>> start Data for this exercise

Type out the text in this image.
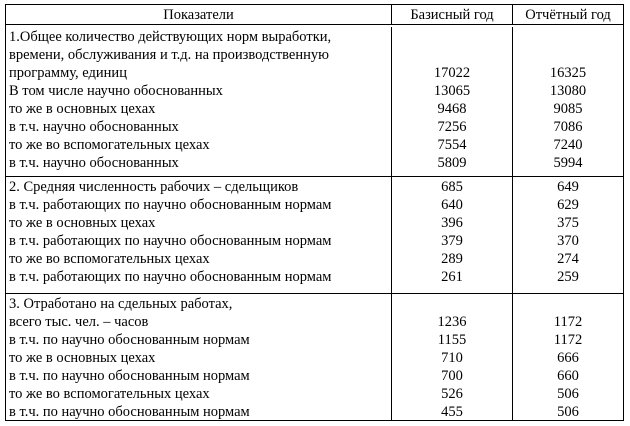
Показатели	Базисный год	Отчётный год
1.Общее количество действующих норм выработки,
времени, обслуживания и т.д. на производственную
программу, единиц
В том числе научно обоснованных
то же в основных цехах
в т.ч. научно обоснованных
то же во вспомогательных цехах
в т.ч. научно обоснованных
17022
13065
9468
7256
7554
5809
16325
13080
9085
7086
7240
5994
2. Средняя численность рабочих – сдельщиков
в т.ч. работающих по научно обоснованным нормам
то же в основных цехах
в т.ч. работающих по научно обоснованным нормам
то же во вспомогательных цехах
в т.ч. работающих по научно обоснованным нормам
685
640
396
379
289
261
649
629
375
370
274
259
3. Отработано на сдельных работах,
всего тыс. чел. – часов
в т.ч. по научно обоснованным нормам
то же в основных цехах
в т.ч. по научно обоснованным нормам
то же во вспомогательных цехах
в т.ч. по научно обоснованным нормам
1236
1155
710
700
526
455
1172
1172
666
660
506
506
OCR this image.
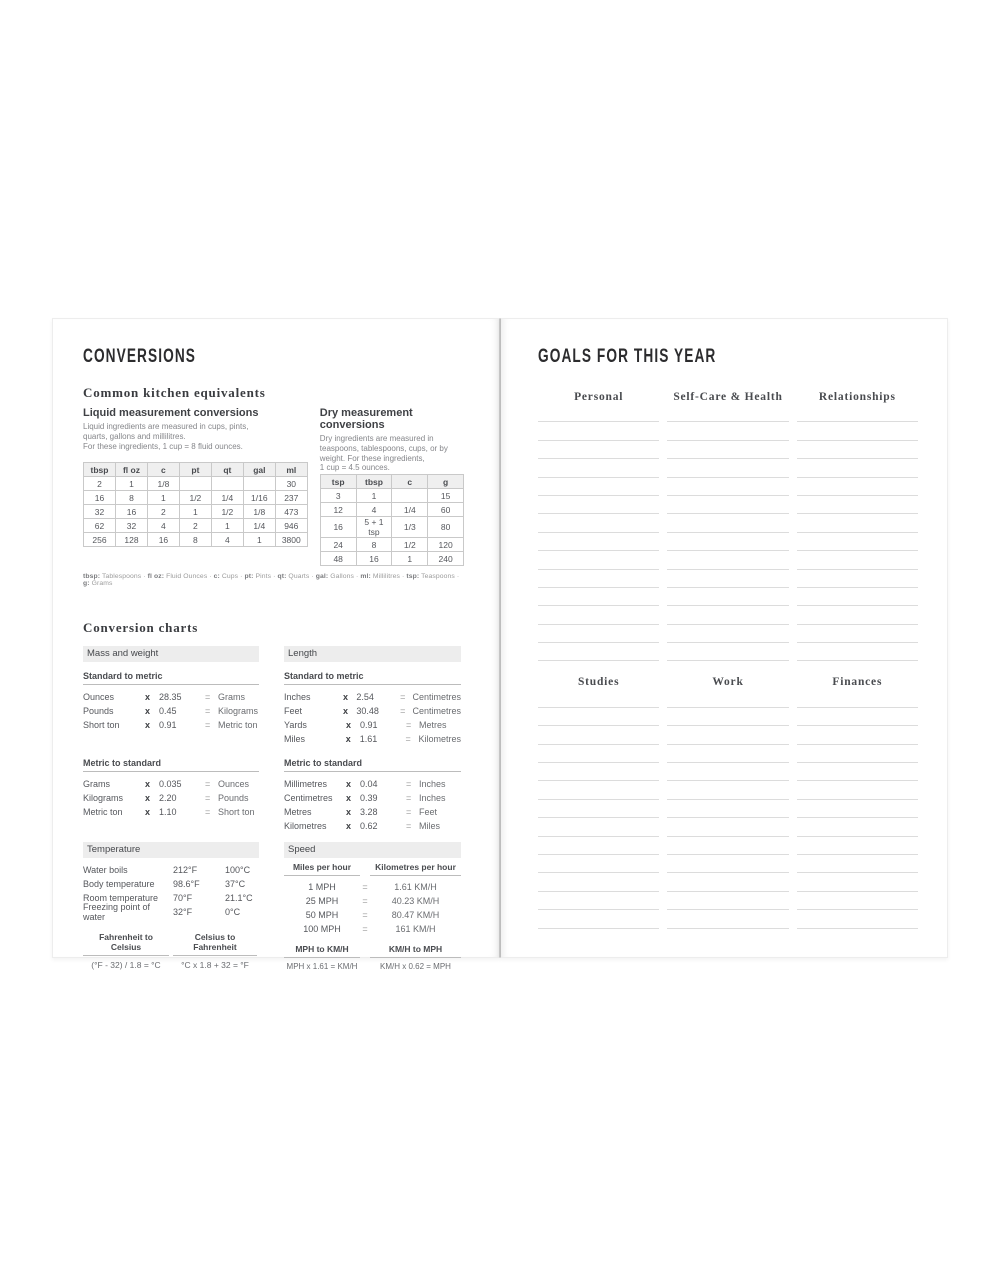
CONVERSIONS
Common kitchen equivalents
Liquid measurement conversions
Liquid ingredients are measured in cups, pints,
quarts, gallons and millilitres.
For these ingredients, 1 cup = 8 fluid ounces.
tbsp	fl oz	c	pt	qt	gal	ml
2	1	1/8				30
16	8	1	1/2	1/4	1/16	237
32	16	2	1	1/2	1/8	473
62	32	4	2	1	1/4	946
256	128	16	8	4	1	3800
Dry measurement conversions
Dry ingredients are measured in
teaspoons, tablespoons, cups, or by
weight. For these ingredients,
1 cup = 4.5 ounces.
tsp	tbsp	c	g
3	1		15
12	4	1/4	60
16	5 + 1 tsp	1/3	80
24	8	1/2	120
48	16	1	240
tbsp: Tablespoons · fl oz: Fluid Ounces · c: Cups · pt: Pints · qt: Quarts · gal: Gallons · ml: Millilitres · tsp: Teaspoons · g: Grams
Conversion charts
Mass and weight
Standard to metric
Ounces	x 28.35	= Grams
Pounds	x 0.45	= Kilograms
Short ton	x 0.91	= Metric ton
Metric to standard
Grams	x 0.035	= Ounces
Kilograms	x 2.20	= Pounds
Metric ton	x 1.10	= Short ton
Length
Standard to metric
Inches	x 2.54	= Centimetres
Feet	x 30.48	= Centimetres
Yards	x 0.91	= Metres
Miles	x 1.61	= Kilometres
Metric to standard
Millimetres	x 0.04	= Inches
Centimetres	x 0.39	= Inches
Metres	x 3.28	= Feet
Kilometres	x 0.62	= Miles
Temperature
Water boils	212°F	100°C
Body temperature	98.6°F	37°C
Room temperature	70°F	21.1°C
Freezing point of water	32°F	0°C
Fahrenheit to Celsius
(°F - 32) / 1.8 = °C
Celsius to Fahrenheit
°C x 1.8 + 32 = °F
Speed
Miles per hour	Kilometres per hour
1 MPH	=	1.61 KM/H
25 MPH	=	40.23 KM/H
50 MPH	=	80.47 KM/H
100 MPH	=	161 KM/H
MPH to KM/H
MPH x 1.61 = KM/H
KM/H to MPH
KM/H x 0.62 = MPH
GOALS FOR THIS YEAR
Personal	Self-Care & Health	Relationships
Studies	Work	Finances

>> end Data for this exercise
>> start Data for this exercise

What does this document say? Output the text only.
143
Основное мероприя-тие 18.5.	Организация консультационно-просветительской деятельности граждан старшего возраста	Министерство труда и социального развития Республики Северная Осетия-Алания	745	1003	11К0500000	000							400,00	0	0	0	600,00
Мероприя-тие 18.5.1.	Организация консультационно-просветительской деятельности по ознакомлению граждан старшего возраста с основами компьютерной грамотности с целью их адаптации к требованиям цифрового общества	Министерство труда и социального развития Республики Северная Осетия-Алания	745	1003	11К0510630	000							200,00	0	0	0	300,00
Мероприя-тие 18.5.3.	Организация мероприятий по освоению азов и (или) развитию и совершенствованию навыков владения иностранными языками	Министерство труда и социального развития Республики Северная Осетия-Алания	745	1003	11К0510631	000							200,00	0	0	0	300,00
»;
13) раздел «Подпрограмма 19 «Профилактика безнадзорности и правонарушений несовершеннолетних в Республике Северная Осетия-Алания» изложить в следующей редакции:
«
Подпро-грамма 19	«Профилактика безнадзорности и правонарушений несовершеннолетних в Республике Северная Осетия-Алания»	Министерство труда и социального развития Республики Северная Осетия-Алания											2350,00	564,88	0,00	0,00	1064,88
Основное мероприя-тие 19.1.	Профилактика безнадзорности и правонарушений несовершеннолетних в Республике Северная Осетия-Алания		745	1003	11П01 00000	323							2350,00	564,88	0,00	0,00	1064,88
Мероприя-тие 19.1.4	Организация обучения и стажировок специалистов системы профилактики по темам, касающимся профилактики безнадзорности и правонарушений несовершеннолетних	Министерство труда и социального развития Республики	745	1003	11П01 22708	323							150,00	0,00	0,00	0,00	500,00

>> end Data for this exercise
>> start Data for this exercise

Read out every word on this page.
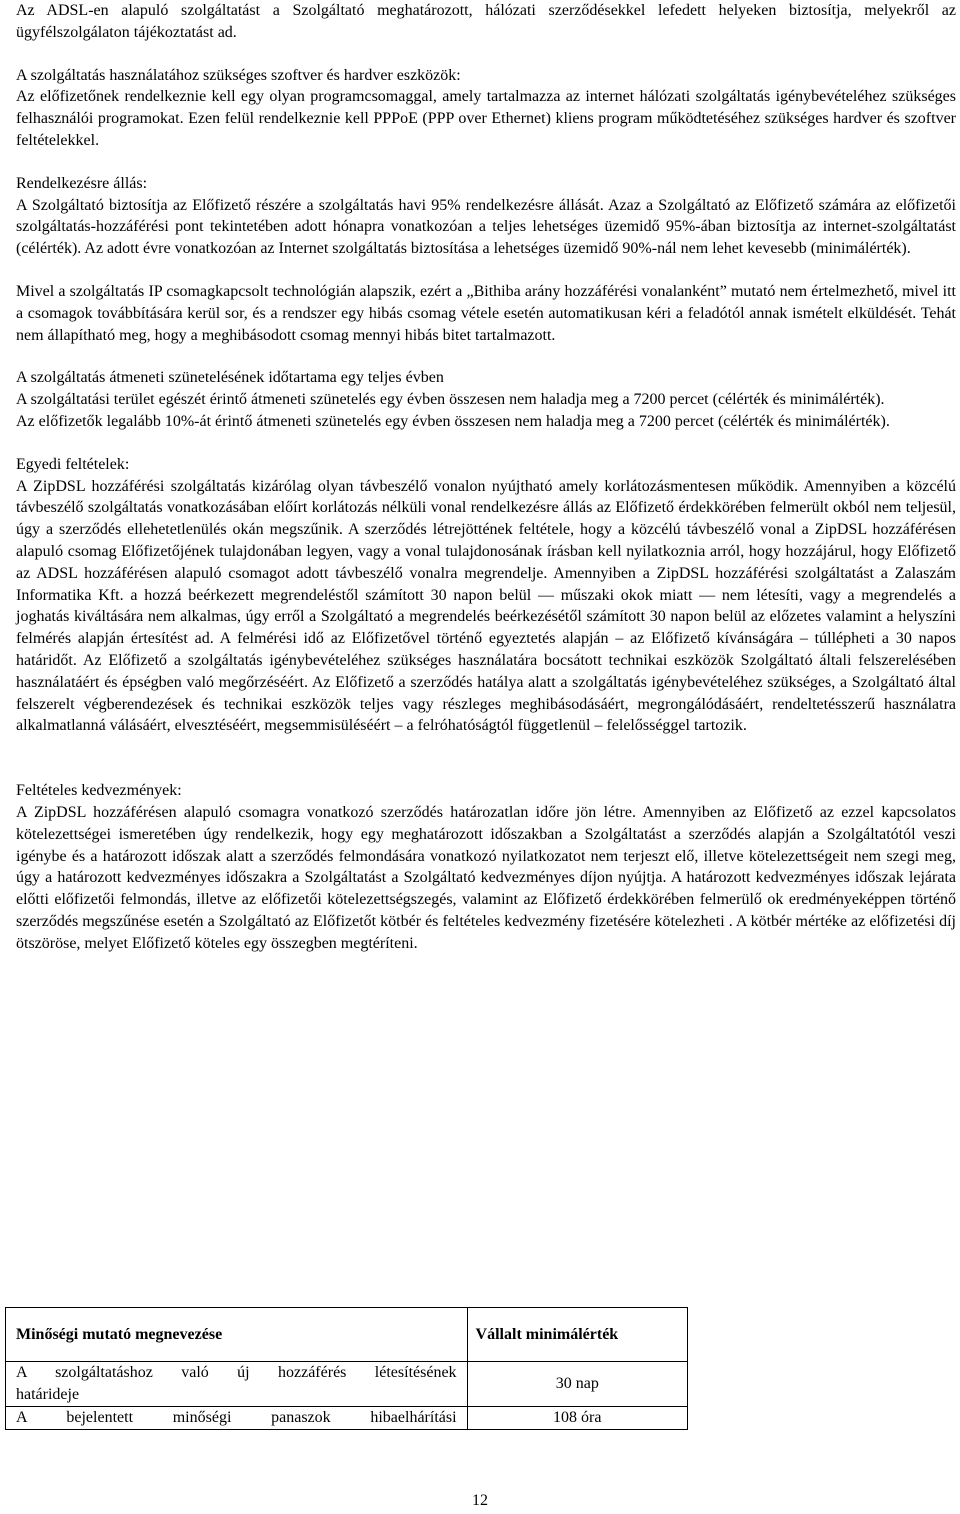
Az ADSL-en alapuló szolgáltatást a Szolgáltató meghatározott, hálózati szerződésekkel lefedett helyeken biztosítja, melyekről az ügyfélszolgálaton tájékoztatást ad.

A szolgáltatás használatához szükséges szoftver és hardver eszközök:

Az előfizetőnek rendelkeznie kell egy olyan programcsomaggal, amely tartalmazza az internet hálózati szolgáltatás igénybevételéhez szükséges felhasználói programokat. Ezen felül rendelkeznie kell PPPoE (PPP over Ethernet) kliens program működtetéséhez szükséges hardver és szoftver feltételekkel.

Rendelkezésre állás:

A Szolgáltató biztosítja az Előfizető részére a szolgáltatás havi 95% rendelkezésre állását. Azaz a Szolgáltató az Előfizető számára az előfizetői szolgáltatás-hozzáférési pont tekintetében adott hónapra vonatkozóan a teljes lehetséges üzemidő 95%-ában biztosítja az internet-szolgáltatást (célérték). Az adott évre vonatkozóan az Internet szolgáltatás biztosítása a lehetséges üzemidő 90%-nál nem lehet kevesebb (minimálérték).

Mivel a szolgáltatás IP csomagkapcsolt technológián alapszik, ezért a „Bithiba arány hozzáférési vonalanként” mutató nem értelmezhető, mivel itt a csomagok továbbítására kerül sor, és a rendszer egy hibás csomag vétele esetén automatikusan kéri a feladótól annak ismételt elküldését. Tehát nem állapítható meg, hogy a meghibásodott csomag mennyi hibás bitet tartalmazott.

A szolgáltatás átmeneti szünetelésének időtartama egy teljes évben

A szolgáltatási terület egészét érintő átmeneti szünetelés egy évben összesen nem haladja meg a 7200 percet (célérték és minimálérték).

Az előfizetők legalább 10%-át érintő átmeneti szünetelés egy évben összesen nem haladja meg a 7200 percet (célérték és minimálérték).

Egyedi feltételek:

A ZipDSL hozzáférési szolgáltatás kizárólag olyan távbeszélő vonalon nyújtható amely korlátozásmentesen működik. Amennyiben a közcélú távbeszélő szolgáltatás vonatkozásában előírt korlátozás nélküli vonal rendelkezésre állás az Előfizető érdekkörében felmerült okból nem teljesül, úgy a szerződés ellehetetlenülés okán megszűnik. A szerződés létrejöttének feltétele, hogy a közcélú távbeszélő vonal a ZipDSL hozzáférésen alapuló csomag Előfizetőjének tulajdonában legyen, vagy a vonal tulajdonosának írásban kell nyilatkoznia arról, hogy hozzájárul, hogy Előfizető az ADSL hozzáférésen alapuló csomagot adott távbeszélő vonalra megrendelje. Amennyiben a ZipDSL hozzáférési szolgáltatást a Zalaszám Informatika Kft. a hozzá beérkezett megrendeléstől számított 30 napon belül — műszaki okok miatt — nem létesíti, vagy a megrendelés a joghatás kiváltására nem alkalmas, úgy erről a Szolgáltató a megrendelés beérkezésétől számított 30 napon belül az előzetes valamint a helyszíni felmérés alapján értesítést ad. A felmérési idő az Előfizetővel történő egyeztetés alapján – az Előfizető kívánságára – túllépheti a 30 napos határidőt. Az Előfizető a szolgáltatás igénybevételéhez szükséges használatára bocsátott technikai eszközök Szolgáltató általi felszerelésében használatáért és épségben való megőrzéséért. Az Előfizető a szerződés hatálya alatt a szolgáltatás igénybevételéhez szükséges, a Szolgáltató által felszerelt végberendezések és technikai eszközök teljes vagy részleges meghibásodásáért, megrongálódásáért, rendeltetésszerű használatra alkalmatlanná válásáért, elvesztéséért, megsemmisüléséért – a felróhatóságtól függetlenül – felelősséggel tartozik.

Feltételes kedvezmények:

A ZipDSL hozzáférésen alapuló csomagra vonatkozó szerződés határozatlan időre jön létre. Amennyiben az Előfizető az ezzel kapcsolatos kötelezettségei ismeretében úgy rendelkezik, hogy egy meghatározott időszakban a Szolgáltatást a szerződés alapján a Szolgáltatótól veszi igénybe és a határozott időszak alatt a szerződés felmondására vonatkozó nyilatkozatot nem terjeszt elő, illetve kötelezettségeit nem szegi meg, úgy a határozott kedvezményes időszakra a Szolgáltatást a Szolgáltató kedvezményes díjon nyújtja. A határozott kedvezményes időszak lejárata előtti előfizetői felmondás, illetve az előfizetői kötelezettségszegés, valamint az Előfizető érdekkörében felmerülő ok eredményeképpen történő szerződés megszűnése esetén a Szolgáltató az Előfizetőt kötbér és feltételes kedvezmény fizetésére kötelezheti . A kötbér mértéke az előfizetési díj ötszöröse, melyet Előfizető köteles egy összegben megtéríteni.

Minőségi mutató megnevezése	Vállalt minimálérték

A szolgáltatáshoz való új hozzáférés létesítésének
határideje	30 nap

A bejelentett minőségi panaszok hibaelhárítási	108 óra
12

>> end Data for this exercise

Given problem
Collect the complete line wherever the string "Centimetres" appears in the records.

Exercise response
Inches	x 2.54	= Centimetres
Feet	x 30.48	= Centimetres
Centimetres	x 0.39	= Inches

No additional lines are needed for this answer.